▶

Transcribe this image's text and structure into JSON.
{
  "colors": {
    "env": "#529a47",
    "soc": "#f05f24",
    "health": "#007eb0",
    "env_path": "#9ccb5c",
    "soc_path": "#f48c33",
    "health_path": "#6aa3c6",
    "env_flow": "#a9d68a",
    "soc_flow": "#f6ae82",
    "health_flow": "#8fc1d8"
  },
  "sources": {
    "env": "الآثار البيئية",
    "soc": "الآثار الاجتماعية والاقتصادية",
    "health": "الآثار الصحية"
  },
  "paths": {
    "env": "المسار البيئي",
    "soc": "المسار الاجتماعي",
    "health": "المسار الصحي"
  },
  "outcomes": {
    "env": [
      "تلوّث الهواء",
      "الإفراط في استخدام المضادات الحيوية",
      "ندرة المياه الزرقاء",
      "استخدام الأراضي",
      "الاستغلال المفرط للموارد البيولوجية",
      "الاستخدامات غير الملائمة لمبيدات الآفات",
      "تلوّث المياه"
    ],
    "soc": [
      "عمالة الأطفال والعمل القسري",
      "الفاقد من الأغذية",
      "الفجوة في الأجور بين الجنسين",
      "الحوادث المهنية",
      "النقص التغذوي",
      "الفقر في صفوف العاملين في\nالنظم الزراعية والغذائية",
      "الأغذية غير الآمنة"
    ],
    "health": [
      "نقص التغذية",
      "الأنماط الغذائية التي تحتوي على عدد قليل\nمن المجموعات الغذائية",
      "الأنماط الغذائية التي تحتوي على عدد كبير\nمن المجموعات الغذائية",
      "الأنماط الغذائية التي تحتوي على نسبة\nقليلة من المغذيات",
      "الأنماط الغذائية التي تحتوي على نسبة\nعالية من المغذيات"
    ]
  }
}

◀

→ **EXERCISE**:
Write every record out again, unaltered.

→ **REPLY**:
Transcribe this image's text and structure into JSON.
{
  "colors": {
    "env": "#529a47",
    "soc": "#f05f24",
    "health": "#007eb0",
    "env_path": "#9ccb5c",
    "soc_path": "#f48c33",
    "health_path": "#6aa3c6",
    "env_flow": "#a9d68a",
    "soc_flow": "#f6ae82",
    "health_flow": "#8fc1d8"
  },
  "sources": {
    "env": "الآثار البيئية",
    "soc": "الآثار الاجتماعية والاقتصادية",
    "health": "الآثار الصحية"
  },
  "paths": {
    "env": "المسار البيئي",
    "soc": "المسار الاجتماعي",
    "health": "المسار الصحي"
  },
  "outcomes": {
    "env": [
      "تلوّث الهواء",
      "الإفراط في استخدام المضادات الحيوية",
      "ندرة المياه الزرقاء",
      "استخدام الأراضي",
      "الاستغلال المفرط للموارد البيولوجية",
      "الاستخدامات غير الملائمة لمبيدات الآفات",
      "تلوّث المياه"
    ],
    "soc": [
      "عمالة الأطفال والعمل القسري",
      "الفاقد من الأغذية",
      "الفجوة في الأجور بين الجنسين",
      "الحوادث المهنية",
      "النقص التغذوي",
      "الفقر في صفوف العاملين في\nالنظم الزراعية والغذائية",
      "الأغذية غير الآمنة"
    ],
    "health": [
      "نقص التغذية",
      "الأنماط الغذائية التي تحتوي على عدد قليل\nمن المجموعات الغذائية",
      "الأنماط الغذائية التي تحتوي على عدد كبير\nمن المجموعات الغذائية",
      "الأنماط الغذائية التي تحتوي على نسبة\nقليلة من المغذيات",
      "الأنماط الغذائية التي تحتوي على نسبة\nعالية من المغذيات"
    ]
  }
}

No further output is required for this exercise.